==== Data records

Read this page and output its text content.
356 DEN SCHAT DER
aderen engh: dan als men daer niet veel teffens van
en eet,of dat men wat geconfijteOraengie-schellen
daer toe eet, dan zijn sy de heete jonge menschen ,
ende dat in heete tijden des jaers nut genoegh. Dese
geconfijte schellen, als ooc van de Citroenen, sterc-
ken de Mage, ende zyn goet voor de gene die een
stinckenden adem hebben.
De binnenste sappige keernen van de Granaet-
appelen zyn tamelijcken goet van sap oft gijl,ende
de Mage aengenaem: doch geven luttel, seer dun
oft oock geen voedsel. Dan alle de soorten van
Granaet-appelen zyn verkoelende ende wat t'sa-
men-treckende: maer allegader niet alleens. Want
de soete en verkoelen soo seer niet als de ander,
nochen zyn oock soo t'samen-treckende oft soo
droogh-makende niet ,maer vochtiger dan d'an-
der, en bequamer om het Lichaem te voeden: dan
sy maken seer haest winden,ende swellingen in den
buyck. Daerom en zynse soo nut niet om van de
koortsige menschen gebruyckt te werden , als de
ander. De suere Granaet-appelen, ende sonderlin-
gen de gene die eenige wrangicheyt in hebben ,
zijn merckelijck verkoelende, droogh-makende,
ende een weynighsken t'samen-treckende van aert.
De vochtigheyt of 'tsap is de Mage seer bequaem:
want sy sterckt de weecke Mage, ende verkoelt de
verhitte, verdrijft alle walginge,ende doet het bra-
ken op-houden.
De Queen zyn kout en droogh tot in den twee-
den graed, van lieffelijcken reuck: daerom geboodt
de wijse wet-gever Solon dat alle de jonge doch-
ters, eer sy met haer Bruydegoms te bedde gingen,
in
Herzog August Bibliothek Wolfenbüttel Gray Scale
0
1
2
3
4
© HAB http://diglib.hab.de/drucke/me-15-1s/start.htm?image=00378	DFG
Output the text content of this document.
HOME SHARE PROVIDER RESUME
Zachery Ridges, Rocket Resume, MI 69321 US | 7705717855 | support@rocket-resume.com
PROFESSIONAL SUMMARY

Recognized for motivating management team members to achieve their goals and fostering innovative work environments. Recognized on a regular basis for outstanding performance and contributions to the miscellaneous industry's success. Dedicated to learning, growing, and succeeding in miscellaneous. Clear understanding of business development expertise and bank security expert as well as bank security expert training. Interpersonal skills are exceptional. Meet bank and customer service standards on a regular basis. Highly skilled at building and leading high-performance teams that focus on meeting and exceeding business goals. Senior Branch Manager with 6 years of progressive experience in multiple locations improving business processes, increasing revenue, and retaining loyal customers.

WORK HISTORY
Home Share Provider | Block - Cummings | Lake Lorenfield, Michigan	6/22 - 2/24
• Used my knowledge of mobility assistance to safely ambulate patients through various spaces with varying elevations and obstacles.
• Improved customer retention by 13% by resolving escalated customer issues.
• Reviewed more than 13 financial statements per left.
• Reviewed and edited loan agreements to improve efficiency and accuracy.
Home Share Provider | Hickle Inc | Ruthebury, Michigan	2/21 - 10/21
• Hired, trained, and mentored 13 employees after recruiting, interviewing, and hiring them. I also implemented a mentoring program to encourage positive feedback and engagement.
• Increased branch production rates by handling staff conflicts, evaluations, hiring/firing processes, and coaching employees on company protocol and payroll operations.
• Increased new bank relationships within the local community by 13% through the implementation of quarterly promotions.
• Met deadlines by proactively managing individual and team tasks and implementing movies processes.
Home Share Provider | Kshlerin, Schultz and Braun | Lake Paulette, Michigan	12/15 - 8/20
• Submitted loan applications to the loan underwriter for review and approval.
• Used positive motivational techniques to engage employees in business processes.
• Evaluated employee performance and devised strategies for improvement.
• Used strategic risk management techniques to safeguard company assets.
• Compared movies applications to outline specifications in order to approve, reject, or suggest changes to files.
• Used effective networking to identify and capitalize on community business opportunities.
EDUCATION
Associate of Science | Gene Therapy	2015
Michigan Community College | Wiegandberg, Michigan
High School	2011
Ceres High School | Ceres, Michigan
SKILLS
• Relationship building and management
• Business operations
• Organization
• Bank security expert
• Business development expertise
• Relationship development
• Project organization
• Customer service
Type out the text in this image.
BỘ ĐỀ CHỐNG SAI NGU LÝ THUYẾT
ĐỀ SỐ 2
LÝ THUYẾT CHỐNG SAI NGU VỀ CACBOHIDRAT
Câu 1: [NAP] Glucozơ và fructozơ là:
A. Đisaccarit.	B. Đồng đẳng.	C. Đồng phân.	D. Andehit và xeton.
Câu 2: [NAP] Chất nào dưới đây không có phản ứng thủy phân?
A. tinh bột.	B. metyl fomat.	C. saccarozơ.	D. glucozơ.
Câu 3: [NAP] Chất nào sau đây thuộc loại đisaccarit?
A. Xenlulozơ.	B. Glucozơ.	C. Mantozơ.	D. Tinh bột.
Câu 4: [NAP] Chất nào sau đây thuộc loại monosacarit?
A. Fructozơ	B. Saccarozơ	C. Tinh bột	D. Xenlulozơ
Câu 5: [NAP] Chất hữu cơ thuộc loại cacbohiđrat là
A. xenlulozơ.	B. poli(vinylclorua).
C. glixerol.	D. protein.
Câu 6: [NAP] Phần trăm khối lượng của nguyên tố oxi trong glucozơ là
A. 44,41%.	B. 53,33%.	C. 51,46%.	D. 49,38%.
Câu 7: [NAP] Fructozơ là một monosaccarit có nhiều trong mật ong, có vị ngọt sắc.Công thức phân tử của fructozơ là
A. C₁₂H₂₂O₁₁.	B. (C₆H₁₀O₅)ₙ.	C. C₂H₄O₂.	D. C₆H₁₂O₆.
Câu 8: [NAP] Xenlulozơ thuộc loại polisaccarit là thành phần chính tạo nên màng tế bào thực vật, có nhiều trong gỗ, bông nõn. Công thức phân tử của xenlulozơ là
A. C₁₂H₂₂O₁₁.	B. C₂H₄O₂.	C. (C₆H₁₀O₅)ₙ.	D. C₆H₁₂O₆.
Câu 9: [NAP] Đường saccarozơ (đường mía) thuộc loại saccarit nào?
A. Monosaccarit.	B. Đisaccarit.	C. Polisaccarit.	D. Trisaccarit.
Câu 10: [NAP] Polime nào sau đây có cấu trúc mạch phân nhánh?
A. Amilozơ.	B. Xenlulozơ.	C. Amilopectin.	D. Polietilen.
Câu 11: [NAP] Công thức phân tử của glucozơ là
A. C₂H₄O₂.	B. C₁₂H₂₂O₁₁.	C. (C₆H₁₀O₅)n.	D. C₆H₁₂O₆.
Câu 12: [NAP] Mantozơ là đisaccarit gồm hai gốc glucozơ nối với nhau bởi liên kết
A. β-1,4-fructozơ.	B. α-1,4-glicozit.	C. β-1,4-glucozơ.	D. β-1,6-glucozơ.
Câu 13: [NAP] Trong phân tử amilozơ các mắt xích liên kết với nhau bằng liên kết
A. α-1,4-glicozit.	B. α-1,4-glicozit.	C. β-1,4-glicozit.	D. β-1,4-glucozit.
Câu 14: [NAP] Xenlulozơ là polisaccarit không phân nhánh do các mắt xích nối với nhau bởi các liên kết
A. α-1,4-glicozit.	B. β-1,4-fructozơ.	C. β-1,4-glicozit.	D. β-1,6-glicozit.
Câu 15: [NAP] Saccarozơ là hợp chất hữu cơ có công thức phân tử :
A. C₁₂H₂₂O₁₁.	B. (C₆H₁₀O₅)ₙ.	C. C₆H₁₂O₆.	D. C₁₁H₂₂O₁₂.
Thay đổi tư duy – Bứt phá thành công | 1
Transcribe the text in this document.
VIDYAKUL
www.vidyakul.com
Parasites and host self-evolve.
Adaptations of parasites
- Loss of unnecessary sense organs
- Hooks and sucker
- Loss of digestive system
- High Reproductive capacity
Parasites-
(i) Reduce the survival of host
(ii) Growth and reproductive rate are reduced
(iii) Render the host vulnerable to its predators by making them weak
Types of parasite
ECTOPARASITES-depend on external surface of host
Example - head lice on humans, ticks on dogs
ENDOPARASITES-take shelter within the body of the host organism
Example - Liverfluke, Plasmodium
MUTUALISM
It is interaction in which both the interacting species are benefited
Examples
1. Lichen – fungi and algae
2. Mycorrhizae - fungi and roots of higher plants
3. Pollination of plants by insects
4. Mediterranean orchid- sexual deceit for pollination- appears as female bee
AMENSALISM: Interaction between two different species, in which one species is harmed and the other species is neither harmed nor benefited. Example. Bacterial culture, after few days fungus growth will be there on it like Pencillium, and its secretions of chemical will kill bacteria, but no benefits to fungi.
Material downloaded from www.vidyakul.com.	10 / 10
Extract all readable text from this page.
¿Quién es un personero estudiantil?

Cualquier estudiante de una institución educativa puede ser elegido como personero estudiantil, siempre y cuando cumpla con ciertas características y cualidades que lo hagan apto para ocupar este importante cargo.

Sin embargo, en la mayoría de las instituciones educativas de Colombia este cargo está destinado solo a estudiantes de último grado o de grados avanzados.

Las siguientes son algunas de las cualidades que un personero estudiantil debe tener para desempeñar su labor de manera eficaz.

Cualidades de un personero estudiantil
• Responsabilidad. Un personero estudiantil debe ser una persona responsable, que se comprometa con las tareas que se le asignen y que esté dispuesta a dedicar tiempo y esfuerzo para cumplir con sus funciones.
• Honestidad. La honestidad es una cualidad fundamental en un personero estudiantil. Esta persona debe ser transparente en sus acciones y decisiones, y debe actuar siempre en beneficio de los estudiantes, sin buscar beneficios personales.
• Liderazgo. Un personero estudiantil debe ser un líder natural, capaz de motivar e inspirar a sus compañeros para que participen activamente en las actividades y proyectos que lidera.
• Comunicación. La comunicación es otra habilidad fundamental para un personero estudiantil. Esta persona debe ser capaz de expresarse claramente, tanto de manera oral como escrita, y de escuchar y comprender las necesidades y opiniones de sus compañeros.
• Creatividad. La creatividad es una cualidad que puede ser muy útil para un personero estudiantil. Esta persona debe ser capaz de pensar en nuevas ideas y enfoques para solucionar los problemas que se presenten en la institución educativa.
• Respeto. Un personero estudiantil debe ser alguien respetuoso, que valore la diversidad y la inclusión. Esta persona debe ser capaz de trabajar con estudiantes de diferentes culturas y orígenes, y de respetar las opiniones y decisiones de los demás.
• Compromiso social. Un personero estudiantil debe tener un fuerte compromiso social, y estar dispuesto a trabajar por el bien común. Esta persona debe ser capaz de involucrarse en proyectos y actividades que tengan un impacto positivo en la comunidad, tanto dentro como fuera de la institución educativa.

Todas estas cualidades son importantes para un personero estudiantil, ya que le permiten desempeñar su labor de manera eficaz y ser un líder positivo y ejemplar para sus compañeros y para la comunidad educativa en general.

========

What needs to be done
In the records above, each line with the string "appelen" should be copied.

Answer space
appelen zyn tamelijcken goet van sap oft gijl,ende
Granaet-appelen zyn verkoelende ende wat t'sa-
ander. De suere Granaet-appelen, ende sonderlin-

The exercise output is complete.